TRAVAIL DEMANDÉ — Prolongez l'extrait sur la demande d'indemnisation dirigée contre l'État après des procédures disciplinaires et pénales, en commençant juste après sa dernière phrase.

EXTRAIT FOURNI —

····················

Vu la procédure suivante :
Procédure contentieuse antérieure :
M. C...D...a demandé au Tribunal administratif de Paris la condamnation de l'Etat à lui verser diverses indemnités en réparation des préjudices consécutifs aux fautes commises lors de la procédure disciplinaire, à caractère juridictionnel, devant la section disciplinaire du conseil d'administration de l'université Paris IV Sorbonne et le CNESER, ainsi que devant les juridictions pénales.
Par un jugement n° 1509251/5-1 du 14 avril 2016, le Tribunal administratif de Paris a rejeté sa demande.
Procédure devant la Cour :
Par une requête et des mémoires, enregistrés le 13 juin 2016, le 11 janvier 2017 et le
12 mai 2017, M. D..., représenté par MeB..., demande à la Cour :
1°) d'annuler le jugement n° 1509251/5-1 du 14 avril 2016 du Tribunal administratif de Paris;
2°) de condamner l'Etat à lui verser la somme de 113 701,20 euros, assortie des intérêts au taux légal, au titre des frais de justice exposés par lui dans le cadre de sa défense, la somme de 150 000 euros, assortie des intérêts au taux légal, au titre du préjudice moral ainsi que la somme de 100 000 euros, assortie des intérêts au taux légal, au titre du préjudice professionnel ;
3°) de mettre à la charge de l'Etat la somme de 6 000 euros sur le fondement de l'article L. 761-1 du code de justice administrative.
Il soutient que :
- les procédures suivies par la section disciplinaire du conseil d'administration de l'université Paris IV Sorbonne et devant le Conseil national de l'enseignement supérieur et de la recherche (CNESER) sont entachées de vices constitutifs de fautes lourdes de nature à engager la responsabilité de l'Etat ; qu'en effet, les sanctions disciplinaires prononcées à tort à son encontre ont été annulées ; que la procédure disciplinaire devant la section disciplinaire du conseil d'administration de l'université Paris IV Sorbonne et devant le CNESER était irrégulière ;
- certains membres du personnel de l'Université Paris IV Sorbonne ont porté atteinte à sa réputation ; d'autres, tels que le directeur de l'Institut de recherches sur les civilisations de l'occident moderne (IRCOM) se sont livrés à des agissements fautifs à son encontre ;
- les procédures suivies devant les juridictions pénales sont également entachées de vices de nature à engager la responsabilité de l'Etat ; qu'ainsi les condamnations pénales prononcées à tort à son encontre ont été depuis lors annulées ;
- ces fautes lourdes devant les juridictions disciplinaires et pénales lui ont causé un préjudice financier devant être évalué à la somme de 113 701,20 euros, un préjudice moral qui doit être fixé à la somme de 150 000 euros et un préjudice professionnel d'un montant de 100 000 euros.

····················

SECTION DES DONNÉES —

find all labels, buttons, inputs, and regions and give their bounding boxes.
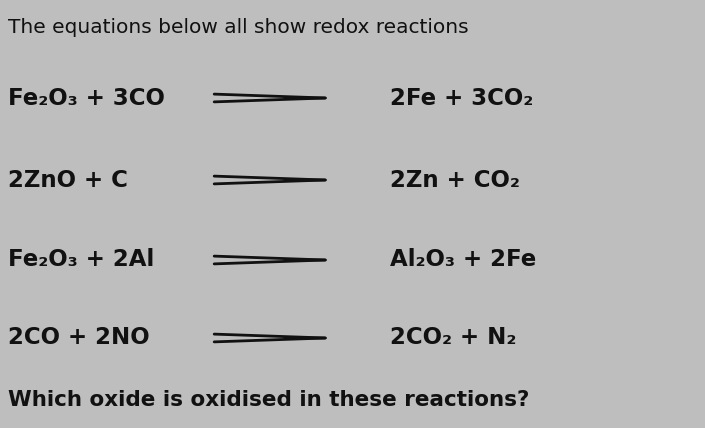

····················

RÉPONSE RÉDIGÉE —
Par des mémoires en défense, enregistrés les 13 janvier et 30 mai 2017, le ministre de l'enseignement supérieur, de la recherche et de l'innovation conclut au rejet de la requête.
Il soutient que :
- les conclusions tendant à la réparation des préjudices résultant du dysfonctionnement des juridictions pénales sont portées devant une juridiction incompétente pour en connaître ;
- les moyens soulevés par M. D...ne sont pas fondés.
Par ordonnance du 30 mai 2017, la clôture d'instruction a été fixée au 14 juin 2017.
Vu :
- les autres pièces du dossier ;
Vu :
- le code de l'éducation ;
- la loi n° 83-634 du 13 juillet 1983 ;
- la loi n° 84-16 du 11 janvier 1984 ;
- le code de justice administrative.
Les parties ont été régulièrement averties du jour de l'audience.
Ont été entendus au cours de l'audience publique :
- le rapport de Mme Jimenez,
- et les conclusions de M. Cheylan, rapporteur public.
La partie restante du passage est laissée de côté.